Scan the following material for the string "крыши" and copy each line in which it appears.
-- Start of Information provided --
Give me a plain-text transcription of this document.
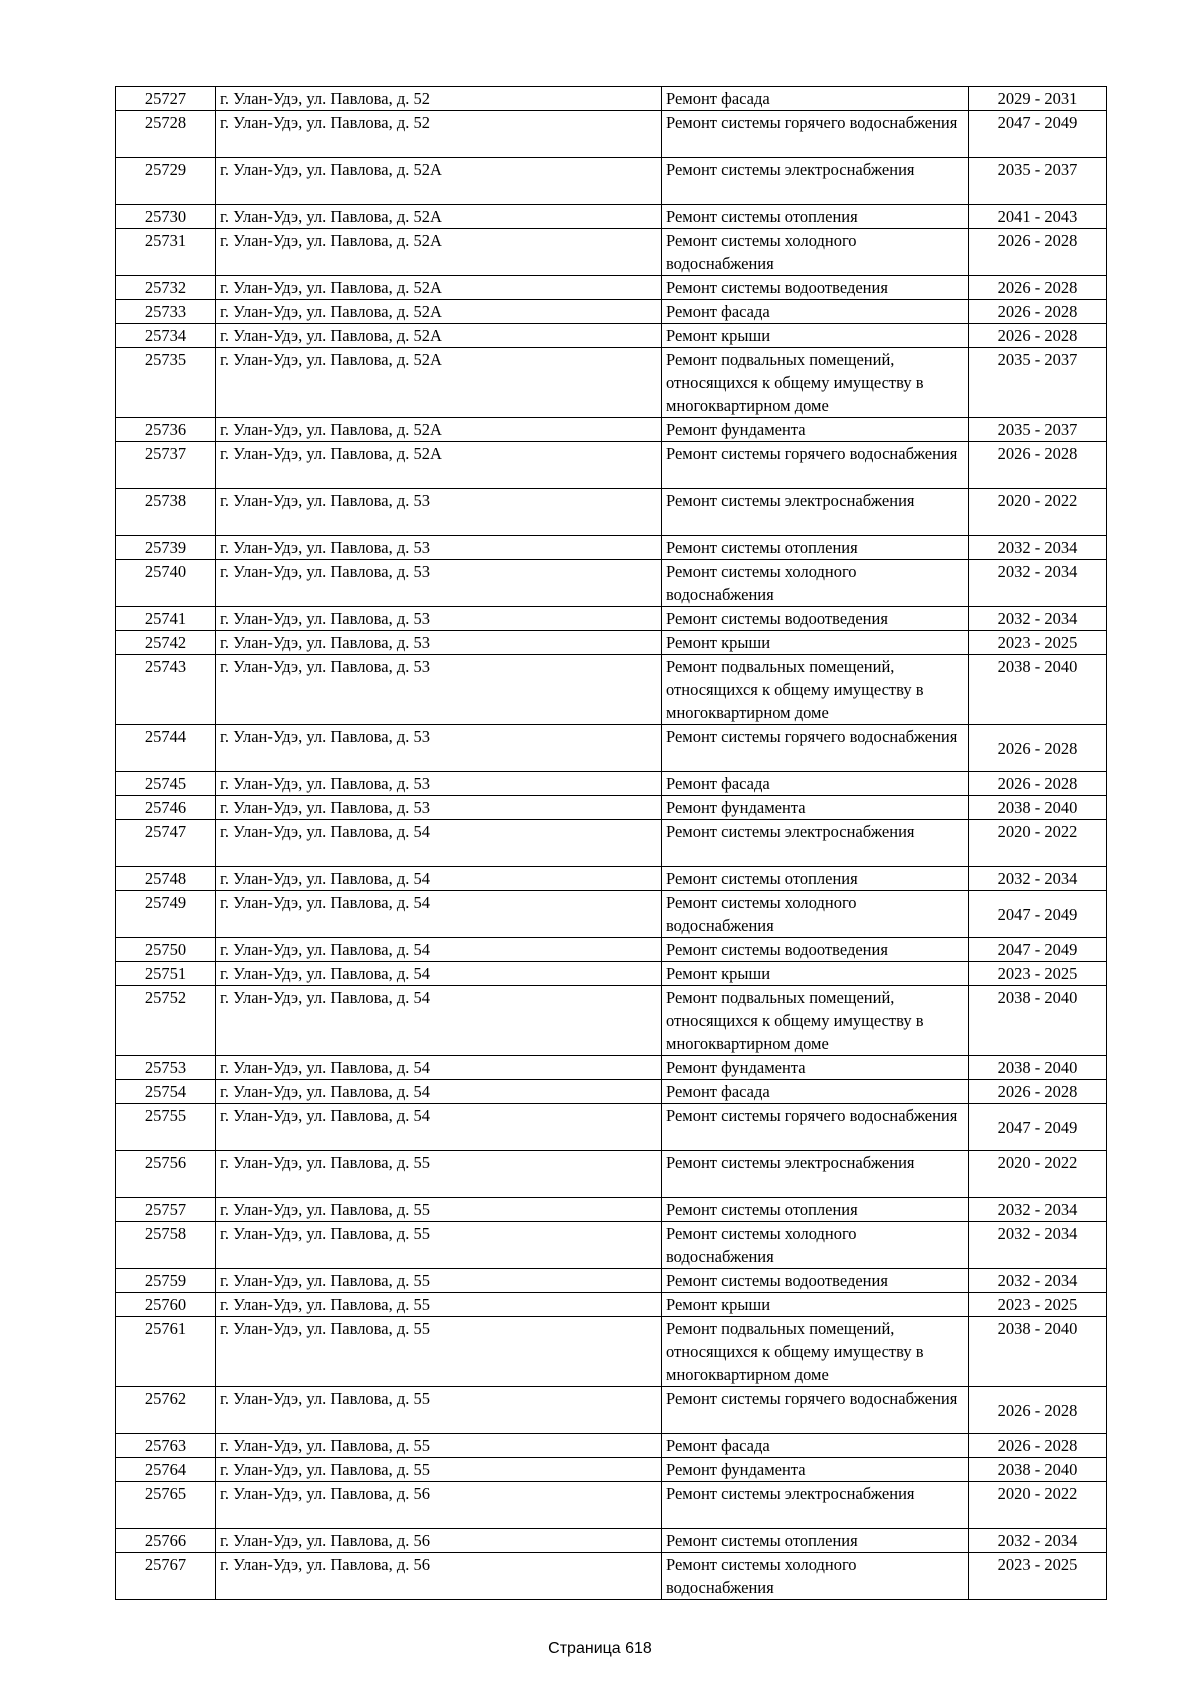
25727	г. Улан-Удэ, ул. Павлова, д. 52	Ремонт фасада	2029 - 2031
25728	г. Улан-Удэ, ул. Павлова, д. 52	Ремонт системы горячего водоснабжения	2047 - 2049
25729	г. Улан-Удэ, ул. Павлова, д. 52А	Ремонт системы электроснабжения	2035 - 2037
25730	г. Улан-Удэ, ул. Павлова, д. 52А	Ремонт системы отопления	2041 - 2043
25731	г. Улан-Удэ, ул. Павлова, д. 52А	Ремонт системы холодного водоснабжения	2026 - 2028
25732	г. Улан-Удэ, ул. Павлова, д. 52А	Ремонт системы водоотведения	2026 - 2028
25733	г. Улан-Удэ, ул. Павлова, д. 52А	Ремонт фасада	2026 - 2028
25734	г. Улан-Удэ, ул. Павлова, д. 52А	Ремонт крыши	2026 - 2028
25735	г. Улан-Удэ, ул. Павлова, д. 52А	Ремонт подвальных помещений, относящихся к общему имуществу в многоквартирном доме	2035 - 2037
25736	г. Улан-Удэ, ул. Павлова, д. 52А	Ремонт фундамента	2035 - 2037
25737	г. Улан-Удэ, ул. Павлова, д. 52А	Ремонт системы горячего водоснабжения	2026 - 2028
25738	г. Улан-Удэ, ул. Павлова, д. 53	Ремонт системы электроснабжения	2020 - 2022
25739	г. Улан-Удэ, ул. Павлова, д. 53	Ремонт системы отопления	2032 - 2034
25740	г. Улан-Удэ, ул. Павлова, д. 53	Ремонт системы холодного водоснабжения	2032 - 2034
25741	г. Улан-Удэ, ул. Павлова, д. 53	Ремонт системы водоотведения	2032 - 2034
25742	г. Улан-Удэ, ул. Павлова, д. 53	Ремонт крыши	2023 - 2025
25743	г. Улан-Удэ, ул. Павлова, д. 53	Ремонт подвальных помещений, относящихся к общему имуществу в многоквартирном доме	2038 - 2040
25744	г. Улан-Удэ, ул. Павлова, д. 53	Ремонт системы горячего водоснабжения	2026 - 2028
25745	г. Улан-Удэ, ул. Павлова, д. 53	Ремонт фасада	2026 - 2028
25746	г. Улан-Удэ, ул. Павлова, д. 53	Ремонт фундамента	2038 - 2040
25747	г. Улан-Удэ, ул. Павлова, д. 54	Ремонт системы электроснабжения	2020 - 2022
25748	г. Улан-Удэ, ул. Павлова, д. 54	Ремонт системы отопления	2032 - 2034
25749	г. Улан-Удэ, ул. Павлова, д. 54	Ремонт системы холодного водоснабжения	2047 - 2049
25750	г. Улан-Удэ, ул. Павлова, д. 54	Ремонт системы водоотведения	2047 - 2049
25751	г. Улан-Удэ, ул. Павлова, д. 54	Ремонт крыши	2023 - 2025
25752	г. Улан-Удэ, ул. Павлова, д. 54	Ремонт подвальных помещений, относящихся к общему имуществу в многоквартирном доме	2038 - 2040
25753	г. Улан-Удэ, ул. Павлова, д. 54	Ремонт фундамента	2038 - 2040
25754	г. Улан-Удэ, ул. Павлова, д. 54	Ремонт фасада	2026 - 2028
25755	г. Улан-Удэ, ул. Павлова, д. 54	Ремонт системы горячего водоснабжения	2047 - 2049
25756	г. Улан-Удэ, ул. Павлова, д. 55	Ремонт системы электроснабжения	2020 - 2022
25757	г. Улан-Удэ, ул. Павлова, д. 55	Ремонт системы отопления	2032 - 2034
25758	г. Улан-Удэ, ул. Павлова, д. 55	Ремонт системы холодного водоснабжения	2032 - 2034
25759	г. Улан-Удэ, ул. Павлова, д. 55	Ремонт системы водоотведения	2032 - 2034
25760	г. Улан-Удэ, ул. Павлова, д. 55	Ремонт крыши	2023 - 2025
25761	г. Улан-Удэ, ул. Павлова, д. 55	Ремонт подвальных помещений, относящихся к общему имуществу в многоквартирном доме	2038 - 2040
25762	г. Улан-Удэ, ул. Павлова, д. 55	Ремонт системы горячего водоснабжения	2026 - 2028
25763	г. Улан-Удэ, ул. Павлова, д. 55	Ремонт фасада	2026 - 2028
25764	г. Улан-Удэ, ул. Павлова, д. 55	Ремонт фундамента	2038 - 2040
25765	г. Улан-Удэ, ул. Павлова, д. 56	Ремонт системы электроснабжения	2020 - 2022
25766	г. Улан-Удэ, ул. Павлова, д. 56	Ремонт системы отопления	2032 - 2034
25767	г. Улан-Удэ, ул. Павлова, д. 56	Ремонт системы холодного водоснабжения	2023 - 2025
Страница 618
-- End of Information provided --
• Right answer
25734	г. Улан-Удэ, ул. Павлова, д. 52А	Ремонт крыши	2026 - 2028
25742	г. Улан-Удэ, ул. Павлова, д. 53	Ремонт крыши	2023 - 2025
25751	г. Улан-Удэ, ул. Павлова, д. 54	Ремонт крыши	2023 - 2025
25760	г. Улан-Удэ, ул. Павлова, д. 55	Ремонт крыши	2023 - 2025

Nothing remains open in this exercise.